* **Aim**
From the listing below, extract every line containing "Precipitation".

* **Exercise inputs**

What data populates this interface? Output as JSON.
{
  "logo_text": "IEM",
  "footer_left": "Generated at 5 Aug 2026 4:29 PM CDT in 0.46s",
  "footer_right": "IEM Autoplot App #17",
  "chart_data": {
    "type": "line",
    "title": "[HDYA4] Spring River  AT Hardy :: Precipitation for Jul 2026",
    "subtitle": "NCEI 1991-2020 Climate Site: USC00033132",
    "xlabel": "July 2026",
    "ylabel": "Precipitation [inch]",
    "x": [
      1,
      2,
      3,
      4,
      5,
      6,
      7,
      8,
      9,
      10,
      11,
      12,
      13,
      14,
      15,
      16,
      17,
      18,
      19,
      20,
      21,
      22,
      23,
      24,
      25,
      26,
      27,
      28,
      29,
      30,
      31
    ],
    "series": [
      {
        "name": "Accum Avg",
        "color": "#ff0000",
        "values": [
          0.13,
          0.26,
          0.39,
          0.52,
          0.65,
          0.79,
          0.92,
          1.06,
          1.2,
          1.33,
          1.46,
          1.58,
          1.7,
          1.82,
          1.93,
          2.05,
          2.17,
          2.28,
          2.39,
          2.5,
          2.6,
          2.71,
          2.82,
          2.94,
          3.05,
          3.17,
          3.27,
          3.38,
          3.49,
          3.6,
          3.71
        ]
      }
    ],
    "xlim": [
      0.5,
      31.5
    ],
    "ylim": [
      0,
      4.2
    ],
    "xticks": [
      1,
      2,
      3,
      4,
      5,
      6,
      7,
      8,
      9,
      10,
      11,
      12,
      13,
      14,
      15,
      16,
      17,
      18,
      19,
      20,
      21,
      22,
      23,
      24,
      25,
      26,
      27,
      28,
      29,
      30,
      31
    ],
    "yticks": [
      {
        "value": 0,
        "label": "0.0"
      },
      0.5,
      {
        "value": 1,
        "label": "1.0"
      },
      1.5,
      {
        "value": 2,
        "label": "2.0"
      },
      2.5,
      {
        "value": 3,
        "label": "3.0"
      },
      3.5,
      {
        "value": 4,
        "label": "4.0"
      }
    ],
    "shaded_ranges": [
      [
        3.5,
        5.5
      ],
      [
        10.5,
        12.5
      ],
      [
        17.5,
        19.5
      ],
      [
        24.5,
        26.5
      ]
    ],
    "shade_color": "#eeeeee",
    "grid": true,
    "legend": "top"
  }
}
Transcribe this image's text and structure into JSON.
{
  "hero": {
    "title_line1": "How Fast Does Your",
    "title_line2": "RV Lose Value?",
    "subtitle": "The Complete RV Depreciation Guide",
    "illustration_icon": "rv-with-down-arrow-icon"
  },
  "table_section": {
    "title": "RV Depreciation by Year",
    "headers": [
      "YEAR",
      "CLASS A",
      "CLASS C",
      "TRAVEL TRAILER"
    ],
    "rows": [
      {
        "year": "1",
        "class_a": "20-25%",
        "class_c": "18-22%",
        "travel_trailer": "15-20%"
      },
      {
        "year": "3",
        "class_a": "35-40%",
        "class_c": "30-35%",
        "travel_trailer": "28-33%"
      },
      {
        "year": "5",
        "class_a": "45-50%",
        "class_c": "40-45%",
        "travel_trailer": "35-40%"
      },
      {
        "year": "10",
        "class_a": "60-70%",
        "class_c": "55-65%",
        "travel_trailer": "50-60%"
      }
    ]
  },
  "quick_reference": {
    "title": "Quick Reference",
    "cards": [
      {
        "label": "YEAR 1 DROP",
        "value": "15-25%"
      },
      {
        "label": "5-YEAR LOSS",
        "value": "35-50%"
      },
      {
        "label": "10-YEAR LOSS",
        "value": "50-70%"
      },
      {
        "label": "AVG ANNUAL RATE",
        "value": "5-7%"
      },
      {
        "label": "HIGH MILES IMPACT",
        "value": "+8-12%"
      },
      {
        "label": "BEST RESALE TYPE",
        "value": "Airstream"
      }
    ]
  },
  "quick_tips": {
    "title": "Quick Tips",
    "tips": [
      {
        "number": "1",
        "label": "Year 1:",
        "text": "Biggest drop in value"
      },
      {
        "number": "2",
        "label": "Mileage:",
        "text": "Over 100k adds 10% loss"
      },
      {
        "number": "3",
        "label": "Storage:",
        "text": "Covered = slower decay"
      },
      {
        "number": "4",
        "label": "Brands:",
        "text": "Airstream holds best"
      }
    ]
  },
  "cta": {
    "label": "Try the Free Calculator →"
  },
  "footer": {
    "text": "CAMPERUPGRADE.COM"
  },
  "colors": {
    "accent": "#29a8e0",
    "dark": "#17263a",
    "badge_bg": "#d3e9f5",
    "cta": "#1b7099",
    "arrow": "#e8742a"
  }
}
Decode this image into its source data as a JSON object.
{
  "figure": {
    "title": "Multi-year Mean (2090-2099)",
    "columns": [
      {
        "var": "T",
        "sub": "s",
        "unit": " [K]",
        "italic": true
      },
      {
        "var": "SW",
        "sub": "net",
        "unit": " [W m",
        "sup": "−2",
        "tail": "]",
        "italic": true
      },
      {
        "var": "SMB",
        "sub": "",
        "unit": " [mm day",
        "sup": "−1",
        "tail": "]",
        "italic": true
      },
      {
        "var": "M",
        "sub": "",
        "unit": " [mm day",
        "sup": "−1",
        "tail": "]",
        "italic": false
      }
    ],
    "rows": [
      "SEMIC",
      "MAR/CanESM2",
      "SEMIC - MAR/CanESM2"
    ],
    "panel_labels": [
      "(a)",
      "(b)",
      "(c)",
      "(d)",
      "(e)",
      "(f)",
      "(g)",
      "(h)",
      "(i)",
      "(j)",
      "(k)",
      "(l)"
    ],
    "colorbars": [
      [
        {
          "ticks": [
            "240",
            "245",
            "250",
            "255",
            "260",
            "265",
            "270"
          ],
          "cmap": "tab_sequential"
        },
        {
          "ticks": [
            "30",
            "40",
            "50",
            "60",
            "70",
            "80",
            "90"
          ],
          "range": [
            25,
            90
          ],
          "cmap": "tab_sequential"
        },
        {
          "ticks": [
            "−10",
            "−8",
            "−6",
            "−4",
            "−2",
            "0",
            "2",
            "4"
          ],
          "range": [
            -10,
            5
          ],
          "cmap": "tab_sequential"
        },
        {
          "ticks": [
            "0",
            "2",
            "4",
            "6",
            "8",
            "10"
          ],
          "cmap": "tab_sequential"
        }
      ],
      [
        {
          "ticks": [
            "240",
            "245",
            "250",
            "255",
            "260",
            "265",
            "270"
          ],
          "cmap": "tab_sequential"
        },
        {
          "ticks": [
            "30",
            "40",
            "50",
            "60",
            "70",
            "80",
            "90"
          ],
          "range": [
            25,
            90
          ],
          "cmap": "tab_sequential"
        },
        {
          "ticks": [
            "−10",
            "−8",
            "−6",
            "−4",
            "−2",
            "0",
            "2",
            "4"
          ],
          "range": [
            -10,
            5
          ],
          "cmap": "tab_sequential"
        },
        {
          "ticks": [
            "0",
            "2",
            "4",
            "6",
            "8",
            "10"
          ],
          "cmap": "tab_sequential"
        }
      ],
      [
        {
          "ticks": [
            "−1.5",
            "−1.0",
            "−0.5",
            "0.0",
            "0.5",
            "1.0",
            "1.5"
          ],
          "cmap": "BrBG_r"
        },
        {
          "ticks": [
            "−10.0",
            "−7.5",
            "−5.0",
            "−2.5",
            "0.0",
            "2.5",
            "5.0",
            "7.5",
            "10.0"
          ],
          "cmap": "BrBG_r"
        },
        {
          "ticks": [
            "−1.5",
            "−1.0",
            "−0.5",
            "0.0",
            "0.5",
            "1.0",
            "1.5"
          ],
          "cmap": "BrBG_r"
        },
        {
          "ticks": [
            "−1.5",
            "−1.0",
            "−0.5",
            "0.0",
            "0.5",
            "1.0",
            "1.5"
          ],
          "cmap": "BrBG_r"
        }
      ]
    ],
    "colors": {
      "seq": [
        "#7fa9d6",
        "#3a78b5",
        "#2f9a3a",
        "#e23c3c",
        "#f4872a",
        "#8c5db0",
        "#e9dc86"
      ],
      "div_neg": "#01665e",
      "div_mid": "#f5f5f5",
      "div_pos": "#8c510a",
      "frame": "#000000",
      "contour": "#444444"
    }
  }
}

* **Solution for this exercise**
    "title": "[HDYA4] Spring River  AT Hardy :: Precipitation for Jul 2026",
    "ylabel": "Precipitation [inch]",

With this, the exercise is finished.